TASK REQUIREMENTS:
1: In the ammo forum thread, how much did Singleandfishinagain say was spent on ammo that day?
2: Write the next part of the ammo forum thread, picking up from its final line.

DOCUMENT TEXT:
>> start
# Ammo



## Country8282 (Sep 6, 2011)

Where in the world is all the 22 ammo going


Posted using Outdoor Hub Campfire


----------



## Singleandfishinagain (Aug 18, 2011)

Into my locker!

I was walking through a local retail store today and where there is normally a pile of CCI 1000rd lock boxes there were 3 lonely ones. I took them home along with $100 worth of 22mag, $100 in .45 and a pile of .243.

I spent $600 on ammo today..... feels goooooood!

Couple this with the mountain of shotgun ammo I bought 2 weeks ago and my house will be the only one the zombies do not touch. 


I'm set for spring & summer!




posted using Outdoor Hub Campfire


----------



## beaglet (Nov 22, 2009)

Singleandfishinagain said:


> Into my locker!
>> end
LISTED ENTRIES:
>> start
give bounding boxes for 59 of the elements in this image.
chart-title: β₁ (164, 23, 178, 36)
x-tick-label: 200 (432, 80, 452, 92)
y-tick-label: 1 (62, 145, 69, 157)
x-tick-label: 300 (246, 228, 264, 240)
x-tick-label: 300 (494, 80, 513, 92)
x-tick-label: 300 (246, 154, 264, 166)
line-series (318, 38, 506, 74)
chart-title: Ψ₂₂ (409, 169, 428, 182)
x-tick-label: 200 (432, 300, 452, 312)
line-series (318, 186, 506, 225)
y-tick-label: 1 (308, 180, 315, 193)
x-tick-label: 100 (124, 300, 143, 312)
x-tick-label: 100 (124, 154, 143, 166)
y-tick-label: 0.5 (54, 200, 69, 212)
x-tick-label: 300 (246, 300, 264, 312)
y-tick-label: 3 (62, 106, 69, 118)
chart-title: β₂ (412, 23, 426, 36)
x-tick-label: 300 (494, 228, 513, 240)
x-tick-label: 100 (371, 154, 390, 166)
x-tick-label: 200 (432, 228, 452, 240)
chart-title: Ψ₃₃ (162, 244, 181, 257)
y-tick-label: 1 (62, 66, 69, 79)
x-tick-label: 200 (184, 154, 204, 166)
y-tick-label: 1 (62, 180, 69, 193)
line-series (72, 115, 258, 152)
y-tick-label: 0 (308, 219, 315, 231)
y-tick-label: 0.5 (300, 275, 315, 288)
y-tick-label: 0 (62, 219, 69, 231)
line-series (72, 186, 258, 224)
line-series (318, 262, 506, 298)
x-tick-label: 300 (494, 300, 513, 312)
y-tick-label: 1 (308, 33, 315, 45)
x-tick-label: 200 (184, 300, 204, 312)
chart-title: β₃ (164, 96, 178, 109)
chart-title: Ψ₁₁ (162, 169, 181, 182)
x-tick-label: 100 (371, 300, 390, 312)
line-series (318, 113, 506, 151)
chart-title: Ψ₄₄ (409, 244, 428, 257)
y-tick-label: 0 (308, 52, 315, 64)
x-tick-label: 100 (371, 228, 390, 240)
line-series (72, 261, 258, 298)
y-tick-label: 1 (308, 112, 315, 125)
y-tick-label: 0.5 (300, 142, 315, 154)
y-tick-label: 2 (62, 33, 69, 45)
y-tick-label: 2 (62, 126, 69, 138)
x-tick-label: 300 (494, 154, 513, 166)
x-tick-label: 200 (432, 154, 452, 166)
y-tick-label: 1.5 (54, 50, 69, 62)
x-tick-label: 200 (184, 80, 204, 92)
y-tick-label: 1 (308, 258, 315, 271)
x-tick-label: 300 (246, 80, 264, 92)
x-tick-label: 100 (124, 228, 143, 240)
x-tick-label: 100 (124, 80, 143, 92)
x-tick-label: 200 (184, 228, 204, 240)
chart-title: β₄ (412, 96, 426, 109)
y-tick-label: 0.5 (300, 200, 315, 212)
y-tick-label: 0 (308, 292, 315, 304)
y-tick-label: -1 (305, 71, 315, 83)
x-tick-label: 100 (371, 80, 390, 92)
>> end
SET OF ANSWERS:
1: $600

2:
> 
> I was walking through a local retail store today and where there is normally a pile of CCI 1000rd lock boxes there were 3 lonely ones. I took them home along with $100 worth of 22mag, $100 in .45 and a pile of .243.
> 
> ...


 
There's your answer...guys like this one waiting for the ZOMBIE APOCALYPSE to hit causing NORMAL hunters to wait for ammo.


----------



## Singleandfishinagain (Aug 18, 2011)

beaglet said:


> There's your answer...guys like this one waiting for the ZOMBIE APOCALYPSE to hit causing NORMAL hunters to wait for ammo.


Not to long ago I wanted to take my little cousins shooting, loaded them and the 22 up only to find everyone is sold out of .22lr.

Won't be a problem now!

Because i buy in bulk I'm not a normal hunter?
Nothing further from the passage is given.